-- Work instructions --
Provide a single number: the count of lines containing the string "once".

-- Provided data --
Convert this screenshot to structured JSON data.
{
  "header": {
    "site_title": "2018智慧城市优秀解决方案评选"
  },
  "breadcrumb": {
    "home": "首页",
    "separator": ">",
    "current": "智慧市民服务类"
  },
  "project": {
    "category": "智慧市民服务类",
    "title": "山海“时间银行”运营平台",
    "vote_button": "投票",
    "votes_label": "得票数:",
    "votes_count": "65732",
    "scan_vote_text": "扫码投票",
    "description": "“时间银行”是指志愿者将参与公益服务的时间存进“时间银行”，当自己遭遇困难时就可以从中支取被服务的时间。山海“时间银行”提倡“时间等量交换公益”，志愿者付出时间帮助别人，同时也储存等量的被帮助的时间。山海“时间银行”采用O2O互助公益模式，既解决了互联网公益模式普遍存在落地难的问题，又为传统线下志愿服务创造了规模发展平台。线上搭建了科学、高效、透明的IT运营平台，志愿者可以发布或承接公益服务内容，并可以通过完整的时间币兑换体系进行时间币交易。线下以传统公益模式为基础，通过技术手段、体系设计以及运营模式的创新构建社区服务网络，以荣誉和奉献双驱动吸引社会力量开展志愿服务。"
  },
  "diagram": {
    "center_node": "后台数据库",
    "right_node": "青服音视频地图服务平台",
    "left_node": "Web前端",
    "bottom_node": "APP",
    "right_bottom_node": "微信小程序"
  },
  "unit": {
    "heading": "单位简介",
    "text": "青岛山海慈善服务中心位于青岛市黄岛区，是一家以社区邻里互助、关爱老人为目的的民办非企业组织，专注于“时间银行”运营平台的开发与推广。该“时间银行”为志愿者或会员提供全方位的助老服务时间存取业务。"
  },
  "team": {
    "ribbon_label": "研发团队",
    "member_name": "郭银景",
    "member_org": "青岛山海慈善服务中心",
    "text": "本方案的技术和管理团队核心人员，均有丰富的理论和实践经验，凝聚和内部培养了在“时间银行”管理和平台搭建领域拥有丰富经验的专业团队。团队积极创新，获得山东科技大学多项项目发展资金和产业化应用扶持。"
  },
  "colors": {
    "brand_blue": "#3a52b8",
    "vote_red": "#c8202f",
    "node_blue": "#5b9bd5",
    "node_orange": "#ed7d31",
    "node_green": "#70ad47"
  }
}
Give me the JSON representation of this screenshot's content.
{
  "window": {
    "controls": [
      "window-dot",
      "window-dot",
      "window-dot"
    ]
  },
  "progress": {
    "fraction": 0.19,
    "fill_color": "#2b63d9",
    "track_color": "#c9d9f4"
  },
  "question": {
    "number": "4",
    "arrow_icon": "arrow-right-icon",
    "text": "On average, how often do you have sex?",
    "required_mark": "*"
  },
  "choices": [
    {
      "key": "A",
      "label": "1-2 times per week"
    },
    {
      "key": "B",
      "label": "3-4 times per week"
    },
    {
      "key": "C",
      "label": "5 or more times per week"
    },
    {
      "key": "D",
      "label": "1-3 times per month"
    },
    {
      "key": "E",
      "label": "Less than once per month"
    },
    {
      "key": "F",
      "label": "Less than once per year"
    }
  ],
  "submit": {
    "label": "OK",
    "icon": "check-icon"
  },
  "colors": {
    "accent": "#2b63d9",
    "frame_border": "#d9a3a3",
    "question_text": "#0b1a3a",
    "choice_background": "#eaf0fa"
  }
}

--

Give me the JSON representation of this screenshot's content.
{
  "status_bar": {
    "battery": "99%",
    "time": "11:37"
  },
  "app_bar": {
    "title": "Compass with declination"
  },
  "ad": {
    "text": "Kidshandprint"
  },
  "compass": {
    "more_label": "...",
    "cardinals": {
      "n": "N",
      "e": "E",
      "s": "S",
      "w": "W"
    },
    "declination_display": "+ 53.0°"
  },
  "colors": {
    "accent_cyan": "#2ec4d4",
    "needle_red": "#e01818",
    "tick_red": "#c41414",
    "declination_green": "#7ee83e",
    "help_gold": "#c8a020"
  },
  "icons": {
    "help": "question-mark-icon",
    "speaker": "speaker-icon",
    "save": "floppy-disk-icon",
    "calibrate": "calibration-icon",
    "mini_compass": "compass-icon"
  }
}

-- Task response --
2